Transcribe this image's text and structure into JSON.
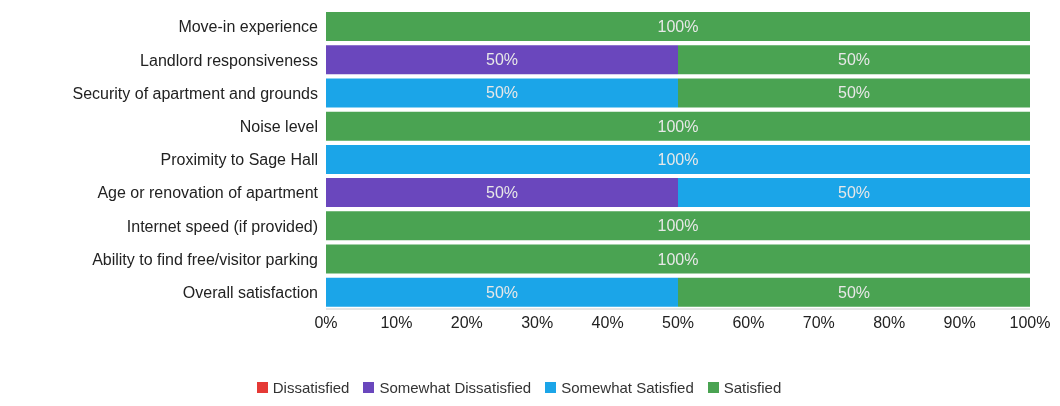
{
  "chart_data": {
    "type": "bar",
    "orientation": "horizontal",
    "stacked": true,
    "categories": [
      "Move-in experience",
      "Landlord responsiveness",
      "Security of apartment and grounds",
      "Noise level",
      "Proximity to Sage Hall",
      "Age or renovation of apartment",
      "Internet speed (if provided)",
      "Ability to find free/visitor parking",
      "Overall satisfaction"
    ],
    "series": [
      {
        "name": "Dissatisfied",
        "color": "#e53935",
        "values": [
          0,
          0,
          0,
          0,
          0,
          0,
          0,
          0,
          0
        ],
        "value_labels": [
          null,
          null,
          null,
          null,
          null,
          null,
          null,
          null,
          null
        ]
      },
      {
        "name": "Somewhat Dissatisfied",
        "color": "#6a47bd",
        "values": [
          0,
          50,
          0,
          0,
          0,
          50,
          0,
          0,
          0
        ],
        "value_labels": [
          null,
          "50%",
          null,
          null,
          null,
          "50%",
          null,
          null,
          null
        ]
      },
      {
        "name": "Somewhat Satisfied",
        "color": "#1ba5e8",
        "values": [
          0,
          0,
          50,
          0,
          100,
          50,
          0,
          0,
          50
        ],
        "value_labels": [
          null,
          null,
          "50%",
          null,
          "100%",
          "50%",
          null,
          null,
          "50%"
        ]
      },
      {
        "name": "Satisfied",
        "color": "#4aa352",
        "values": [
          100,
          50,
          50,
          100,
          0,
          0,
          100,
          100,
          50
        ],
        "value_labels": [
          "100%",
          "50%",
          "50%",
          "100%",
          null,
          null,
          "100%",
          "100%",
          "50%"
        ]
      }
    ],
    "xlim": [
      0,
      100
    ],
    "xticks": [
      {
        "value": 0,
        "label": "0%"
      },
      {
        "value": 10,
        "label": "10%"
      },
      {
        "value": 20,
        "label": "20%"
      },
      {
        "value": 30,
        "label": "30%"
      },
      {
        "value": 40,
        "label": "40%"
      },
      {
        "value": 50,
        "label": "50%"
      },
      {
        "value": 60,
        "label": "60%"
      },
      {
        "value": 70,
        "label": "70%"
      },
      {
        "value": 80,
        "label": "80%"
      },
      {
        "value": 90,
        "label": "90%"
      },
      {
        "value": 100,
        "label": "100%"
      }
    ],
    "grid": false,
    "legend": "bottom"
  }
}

--- --- ---

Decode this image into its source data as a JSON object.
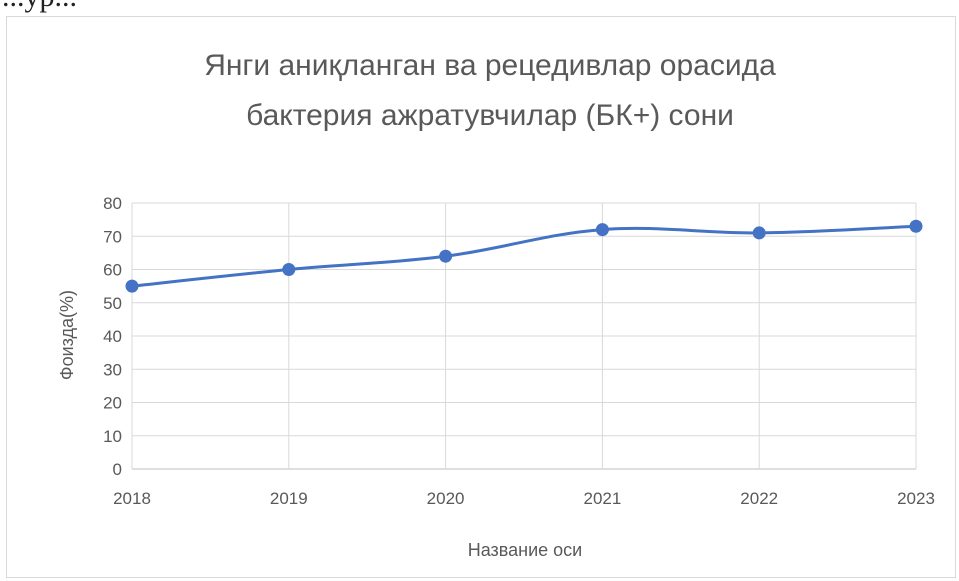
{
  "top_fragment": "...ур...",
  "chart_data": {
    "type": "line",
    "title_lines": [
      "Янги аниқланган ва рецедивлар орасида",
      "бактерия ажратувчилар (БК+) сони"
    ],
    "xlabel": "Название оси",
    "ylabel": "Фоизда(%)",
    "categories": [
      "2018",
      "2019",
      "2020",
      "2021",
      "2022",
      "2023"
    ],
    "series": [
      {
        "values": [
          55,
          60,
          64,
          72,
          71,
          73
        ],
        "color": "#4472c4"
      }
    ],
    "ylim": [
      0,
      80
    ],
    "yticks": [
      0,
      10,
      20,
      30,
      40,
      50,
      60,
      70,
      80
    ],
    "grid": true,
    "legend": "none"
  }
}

--- --- ---

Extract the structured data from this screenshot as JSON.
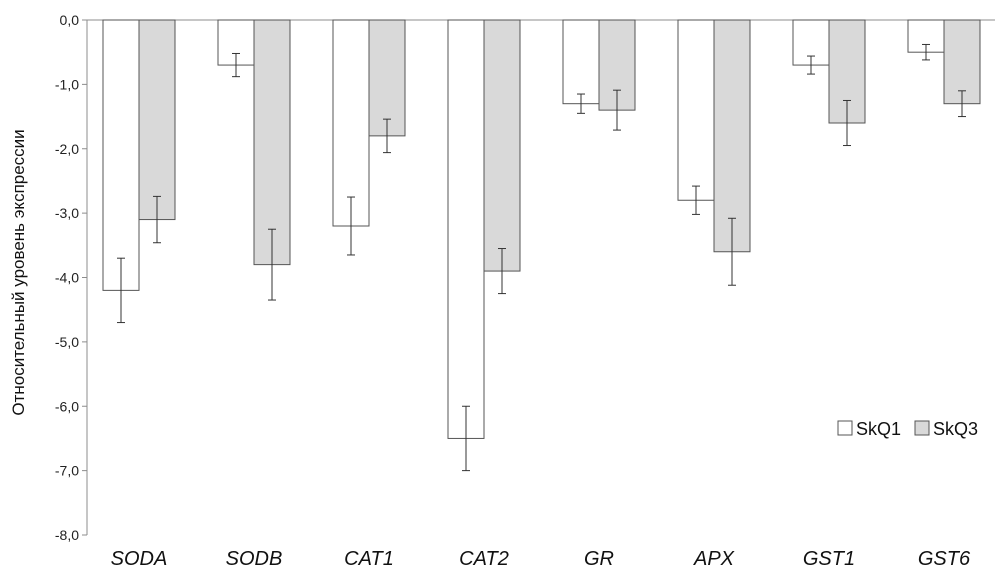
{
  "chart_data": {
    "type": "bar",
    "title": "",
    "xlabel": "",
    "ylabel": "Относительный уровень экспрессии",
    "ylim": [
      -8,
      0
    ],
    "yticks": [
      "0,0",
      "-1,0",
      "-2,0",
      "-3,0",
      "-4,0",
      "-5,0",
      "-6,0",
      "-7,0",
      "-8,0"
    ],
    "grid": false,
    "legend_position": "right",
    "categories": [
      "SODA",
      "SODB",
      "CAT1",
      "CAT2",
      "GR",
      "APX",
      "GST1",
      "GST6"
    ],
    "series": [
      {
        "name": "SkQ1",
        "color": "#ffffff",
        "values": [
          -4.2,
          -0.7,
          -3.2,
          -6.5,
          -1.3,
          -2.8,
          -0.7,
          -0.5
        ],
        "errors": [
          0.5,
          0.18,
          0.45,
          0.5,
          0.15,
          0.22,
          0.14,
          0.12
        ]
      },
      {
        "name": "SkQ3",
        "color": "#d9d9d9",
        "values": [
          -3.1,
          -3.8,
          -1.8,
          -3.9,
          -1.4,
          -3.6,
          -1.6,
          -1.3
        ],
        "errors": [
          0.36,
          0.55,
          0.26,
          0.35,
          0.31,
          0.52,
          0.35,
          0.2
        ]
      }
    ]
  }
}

--- --- ---

Task goal: Scan the lines for the string "ylabel". Copy out each line that matches.

Completed task:
    "ylabel": "Фоизда(%)",
    "ylabel": "Относительный уровень экспрессии",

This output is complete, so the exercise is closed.